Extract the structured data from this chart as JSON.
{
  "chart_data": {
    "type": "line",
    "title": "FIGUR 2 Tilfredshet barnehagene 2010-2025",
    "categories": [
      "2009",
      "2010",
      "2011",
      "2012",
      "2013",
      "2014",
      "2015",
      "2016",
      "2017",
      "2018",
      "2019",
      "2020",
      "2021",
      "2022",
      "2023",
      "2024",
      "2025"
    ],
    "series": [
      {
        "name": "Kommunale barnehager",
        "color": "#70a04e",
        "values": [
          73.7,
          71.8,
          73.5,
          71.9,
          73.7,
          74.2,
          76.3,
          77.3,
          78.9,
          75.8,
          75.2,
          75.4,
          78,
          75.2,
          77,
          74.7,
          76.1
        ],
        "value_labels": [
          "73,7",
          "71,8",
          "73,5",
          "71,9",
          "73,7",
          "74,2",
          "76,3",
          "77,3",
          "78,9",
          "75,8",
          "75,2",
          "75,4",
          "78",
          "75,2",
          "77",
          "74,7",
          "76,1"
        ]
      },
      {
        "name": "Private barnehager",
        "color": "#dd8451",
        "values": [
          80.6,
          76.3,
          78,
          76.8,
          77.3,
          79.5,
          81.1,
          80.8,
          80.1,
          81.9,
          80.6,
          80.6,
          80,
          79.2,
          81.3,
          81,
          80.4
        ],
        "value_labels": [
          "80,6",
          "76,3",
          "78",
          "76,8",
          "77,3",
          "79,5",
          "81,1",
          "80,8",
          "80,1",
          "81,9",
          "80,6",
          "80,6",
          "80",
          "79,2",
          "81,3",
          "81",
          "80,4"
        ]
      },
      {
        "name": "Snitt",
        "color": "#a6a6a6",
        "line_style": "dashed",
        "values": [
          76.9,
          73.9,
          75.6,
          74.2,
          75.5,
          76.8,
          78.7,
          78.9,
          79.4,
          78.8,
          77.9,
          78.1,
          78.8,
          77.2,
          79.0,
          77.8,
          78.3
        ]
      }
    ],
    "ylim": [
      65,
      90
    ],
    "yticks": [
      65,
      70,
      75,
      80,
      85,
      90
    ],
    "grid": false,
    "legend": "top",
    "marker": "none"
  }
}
------------------------------------------------
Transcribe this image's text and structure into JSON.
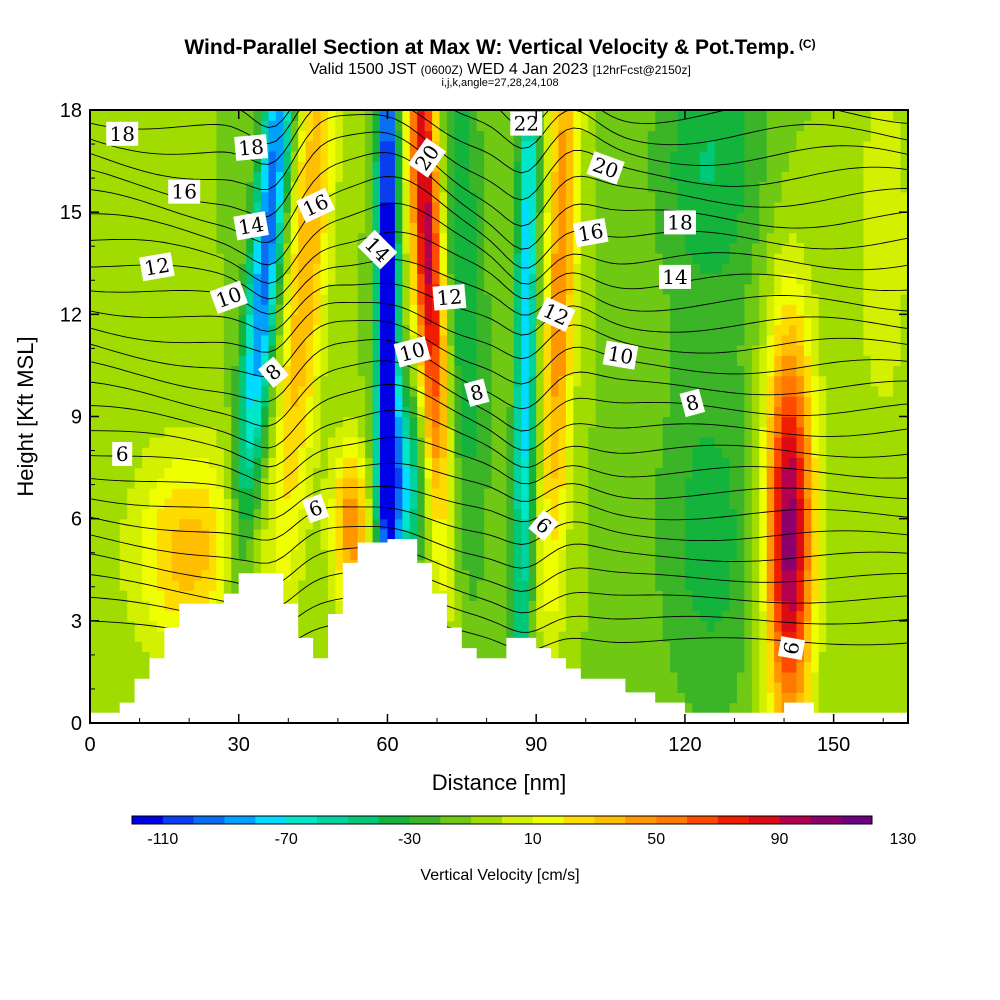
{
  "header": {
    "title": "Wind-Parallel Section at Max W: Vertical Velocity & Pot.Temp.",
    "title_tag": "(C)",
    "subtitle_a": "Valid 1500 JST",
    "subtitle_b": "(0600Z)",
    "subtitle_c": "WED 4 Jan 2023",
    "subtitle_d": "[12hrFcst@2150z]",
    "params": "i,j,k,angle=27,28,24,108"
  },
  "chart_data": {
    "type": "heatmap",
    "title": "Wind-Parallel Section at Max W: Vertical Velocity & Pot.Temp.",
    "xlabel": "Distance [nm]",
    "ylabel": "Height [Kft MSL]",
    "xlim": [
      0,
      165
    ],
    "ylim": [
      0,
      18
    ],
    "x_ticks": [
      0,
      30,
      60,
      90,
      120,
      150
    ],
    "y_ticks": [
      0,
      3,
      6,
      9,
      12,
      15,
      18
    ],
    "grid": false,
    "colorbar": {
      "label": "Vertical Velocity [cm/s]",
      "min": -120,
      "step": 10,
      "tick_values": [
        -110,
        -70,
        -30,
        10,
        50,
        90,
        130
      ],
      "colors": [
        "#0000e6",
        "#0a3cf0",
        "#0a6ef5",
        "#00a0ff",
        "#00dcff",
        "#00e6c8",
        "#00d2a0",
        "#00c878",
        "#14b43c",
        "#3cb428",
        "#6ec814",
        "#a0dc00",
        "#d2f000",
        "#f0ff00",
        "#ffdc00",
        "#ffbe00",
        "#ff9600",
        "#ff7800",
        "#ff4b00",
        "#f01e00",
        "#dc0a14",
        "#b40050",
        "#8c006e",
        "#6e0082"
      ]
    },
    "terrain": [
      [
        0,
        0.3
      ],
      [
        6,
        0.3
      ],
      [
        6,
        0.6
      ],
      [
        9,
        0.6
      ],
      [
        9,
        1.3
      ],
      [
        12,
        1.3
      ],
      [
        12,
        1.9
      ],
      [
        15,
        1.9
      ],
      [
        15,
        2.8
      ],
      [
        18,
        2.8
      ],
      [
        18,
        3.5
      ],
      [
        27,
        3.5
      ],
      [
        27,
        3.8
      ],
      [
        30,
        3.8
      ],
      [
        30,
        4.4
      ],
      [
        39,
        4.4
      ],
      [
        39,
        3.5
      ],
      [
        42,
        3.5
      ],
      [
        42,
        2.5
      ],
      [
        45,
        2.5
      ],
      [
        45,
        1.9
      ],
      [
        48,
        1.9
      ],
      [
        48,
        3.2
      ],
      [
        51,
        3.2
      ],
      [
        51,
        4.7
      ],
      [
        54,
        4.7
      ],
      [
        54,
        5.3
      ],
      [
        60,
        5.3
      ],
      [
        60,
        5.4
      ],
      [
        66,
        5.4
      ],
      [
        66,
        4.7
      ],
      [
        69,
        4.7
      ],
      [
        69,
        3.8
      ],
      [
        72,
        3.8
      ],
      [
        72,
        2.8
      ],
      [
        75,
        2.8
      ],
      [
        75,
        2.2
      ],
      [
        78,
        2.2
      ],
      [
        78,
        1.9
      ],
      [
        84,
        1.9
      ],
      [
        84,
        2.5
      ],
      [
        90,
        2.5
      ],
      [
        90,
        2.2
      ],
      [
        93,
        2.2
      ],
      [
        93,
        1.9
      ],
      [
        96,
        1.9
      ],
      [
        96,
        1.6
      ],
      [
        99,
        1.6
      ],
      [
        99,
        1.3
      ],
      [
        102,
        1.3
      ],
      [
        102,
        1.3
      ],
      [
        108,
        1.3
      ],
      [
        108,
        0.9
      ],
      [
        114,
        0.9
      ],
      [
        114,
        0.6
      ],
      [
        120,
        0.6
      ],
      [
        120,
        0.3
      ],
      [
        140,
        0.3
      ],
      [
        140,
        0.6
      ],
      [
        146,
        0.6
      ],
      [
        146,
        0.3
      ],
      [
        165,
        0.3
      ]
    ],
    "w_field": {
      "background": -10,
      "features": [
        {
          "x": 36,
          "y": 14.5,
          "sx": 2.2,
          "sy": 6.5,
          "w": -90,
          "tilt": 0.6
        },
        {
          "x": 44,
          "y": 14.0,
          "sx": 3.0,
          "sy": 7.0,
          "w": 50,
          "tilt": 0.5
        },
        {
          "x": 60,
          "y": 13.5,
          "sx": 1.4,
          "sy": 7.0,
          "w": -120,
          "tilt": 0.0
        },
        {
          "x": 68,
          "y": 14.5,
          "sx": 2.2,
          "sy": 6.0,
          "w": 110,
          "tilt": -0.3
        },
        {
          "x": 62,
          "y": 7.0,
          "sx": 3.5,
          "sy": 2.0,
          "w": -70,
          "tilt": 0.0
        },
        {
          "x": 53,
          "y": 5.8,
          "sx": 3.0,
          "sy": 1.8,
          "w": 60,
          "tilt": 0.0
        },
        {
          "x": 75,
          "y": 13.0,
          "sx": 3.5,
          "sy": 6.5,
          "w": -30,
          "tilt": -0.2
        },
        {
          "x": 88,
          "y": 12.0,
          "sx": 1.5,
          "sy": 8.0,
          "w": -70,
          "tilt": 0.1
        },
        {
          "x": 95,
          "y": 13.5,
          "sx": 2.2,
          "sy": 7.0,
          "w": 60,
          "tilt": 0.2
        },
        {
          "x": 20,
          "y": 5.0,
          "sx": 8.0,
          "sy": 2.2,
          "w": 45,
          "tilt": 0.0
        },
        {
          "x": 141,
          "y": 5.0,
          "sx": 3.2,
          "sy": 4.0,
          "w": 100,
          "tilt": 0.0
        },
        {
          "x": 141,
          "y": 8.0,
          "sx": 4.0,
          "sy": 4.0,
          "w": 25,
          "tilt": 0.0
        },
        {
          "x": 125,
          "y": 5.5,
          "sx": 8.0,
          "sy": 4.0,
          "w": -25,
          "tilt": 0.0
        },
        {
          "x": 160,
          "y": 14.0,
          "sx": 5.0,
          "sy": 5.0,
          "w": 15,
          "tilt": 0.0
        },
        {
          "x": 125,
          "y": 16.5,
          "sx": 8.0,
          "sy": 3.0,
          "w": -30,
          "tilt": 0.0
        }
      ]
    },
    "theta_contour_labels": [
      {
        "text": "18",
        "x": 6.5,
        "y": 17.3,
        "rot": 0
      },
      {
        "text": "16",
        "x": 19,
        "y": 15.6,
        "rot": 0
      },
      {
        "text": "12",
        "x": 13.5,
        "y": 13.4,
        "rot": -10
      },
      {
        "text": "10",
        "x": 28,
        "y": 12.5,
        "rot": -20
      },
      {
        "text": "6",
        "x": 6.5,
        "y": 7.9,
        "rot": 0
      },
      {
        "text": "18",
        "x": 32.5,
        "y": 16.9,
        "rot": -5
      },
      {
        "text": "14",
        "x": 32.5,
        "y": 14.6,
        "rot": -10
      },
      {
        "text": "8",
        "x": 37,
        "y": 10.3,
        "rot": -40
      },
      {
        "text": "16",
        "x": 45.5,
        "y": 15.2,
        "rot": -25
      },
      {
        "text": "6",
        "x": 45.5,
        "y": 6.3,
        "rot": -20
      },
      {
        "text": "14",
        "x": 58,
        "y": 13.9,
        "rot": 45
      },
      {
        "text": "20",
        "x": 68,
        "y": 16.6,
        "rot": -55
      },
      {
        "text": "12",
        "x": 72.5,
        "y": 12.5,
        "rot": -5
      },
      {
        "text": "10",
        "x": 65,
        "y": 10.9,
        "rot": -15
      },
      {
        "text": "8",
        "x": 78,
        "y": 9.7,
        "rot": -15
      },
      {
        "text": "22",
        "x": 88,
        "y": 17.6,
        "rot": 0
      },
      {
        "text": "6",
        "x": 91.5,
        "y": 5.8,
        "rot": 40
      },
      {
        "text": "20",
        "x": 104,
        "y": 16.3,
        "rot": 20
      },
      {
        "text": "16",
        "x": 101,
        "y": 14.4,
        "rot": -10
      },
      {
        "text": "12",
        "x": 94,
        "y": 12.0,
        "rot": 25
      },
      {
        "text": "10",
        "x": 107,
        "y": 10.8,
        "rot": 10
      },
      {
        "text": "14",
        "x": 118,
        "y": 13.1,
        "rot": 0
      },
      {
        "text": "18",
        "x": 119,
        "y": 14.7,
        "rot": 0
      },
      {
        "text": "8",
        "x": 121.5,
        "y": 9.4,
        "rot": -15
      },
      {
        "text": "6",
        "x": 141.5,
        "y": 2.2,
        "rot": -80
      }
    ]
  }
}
------------------------------------------------
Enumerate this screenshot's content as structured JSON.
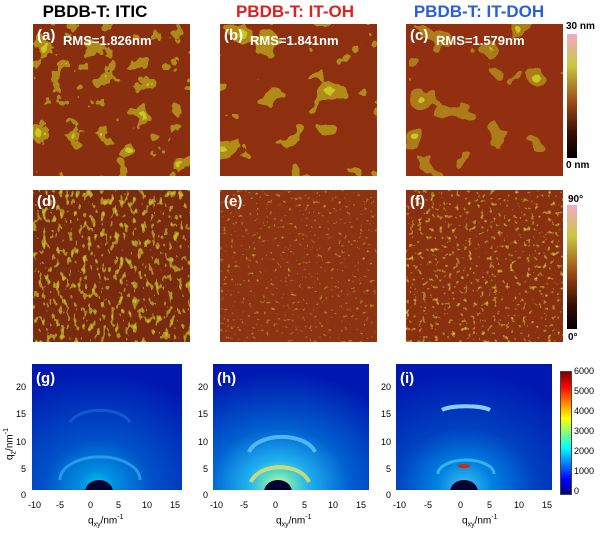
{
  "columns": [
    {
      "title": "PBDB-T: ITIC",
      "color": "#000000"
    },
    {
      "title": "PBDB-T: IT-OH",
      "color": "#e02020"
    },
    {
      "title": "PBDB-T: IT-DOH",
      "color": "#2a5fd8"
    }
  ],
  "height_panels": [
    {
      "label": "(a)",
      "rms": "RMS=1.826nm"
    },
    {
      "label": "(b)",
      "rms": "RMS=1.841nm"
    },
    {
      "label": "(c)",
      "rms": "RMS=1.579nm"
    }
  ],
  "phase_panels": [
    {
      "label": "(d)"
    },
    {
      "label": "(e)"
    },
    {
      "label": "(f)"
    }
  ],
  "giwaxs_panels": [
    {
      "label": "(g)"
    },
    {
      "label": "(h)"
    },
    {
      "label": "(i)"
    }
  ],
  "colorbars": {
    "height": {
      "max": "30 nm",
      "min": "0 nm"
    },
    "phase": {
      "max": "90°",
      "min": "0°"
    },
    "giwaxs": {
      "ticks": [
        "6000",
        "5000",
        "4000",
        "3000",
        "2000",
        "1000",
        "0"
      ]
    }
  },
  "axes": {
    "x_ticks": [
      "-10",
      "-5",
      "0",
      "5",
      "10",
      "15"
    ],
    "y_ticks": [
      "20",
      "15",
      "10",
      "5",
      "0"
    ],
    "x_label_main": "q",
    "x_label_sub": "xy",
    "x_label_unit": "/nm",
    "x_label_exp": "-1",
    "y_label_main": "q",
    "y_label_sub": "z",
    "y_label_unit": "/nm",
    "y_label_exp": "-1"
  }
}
------------------------------------------------
▶ Brief
All lines in the data that contain the word "barnehager" should be copied.

▶ Answer to this exercise
        "name": "Kommunale barnehager",
        "name": "Private barnehager",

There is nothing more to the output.